## Job
Return the material word for word. Do not include the pictures.

Records from a collection:
#####

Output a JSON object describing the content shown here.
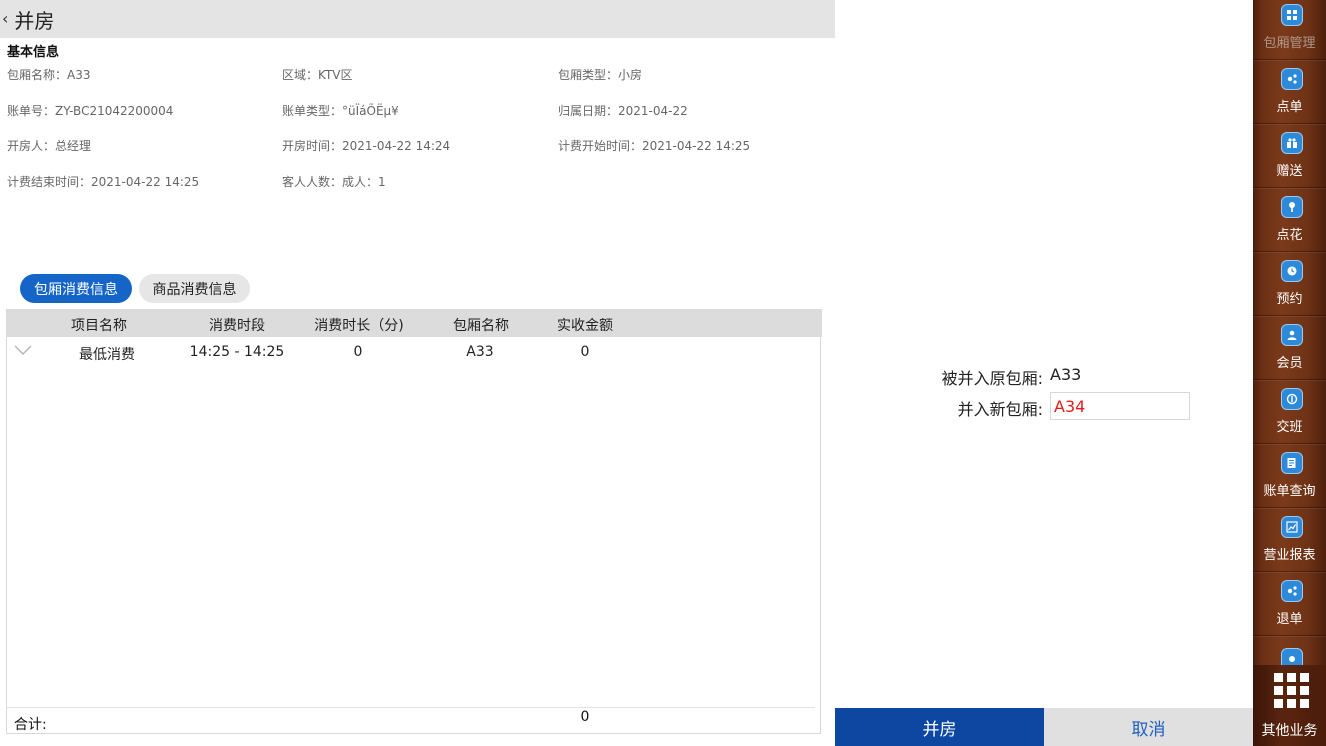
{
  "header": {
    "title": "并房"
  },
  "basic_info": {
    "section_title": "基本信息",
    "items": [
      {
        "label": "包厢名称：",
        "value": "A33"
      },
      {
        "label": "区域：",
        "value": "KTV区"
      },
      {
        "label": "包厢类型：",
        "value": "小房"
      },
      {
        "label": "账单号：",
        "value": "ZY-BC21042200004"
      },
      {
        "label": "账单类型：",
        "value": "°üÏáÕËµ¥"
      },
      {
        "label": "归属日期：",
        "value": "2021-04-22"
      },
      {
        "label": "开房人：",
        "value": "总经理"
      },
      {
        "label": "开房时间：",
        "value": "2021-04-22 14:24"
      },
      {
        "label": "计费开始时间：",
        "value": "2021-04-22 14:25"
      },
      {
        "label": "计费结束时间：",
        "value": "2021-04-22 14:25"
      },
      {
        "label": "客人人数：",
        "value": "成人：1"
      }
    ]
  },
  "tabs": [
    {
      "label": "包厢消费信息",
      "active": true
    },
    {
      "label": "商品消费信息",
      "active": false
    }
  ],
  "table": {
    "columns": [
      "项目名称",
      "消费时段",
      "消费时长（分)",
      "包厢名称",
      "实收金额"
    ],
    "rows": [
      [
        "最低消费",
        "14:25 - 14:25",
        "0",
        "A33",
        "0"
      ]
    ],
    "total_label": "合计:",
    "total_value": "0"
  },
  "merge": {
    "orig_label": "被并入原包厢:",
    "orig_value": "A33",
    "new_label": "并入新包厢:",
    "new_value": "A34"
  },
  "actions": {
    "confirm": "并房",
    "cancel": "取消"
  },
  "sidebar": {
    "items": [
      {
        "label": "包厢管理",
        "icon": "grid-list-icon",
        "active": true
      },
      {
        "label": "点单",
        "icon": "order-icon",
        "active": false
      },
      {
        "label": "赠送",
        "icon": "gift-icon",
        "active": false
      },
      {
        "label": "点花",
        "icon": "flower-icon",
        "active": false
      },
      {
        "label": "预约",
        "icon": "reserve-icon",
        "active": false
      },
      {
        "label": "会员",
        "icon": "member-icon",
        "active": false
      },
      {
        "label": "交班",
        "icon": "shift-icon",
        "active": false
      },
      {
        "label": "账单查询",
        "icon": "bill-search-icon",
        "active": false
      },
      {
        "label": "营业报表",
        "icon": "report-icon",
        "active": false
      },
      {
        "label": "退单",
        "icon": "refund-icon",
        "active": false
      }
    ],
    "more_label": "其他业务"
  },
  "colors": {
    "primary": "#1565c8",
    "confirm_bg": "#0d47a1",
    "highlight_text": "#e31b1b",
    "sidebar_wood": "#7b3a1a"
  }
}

#####

## Solution
Output a JSON object describing the content shown here.
{
  "header": {
    "title": "并房"
  },
  "basic_info": {
    "section_title": "基本信息",
    "items": [
      {
        "label": "包厢名称：",
        "value": "A33"
      },
      {
        "label": "区域：",
        "value": "KTV区"
      },
      {
        "label": "包厢类型：",
        "value": "小房"
      },
      {
        "label": "账单号：",
        "value": "ZY-BC21042200004"
      },
      {
        "label": "账单类型：",
        "value": "°üÏáÕËµ¥"
      },
      {
        "label": "归属日期：",
        "value": "2021-04-22"
      },
      {
        "label": "开房人：",
        "value": "总经理"
      },
      {
        "label": "开房时间：",
        "value": "2021-04-22 14:24"
      },
      {
        "label": "计费开始时间：",
        "value": "2021-04-22 14:25"
      },
      {
        "label": "计费结束时间：",
        "value": "2021-04-22 14:25"
      },
      {
        "label": "客人人数：",
        "value": "成人：1"
      }
    ]
  },
  "tabs": [
    {
      "label": "包厢消费信息",
      "active": true
    },
    {
      "label": "商品消费信息",
      "active": false
    }
  ],
  "table": {
    "columns": [
      "项目名称",
      "消费时段",
      "消费时长（分)",
      "包厢名称",
      "实收金额"
    ],
    "rows": [
      [
        "最低消费",
        "14:25 - 14:25",
        "0",
        "A33",
        "0"
      ]
    ],
    "total_label": "合计:",
    "total_value": "0"
  },
  "merge": {
    "orig_label": "被并入原包厢:",
    "orig_value": "A33",
    "new_label": "并入新包厢:",
    "new_value": "A34"
  },
  "actions": {
    "confirm": "并房",
    "cancel": "取消"
  },
  "sidebar": {
    "items": [
      {
        "label": "包厢管理",
        "icon": "grid-list-icon",
        "active": true
      },
      {
        "label": "点单",
        "icon": "order-icon",
        "active": false
      },
      {
        "label": "赠送",
        "icon": "gift-icon",
        "active": false
      },
      {
        "label": "点花",
        "icon": "flower-icon",
        "active": false
      },
      {
        "label": "预约",
        "icon": "reserve-icon",
        "active": false
      },
      {
        "label": "会员",
        "icon": "member-icon",
        "active": false
      },
      {
        "label": "交班",
        "icon": "shift-icon",
        "active": false
      },
      {
        "label": "账单查询",
        "icon": "bill-search-icon",
        "active": false
      },
      {
        "label": "营业报表",
        "icon": "report-icon",
        "active": false
      },
      {
        "label": "退单",
        "icon": "refund-icon",
        "active": false
      }
    ],
    "more_label": "其他业务"
  },
  "colors": {
    "primary": "#1565c8",
    "confirm_bg": "#0d47a1",
    "highlight_text": "#e31b1b",
    "sidebar_wood": "#7b3a1a"
  }
}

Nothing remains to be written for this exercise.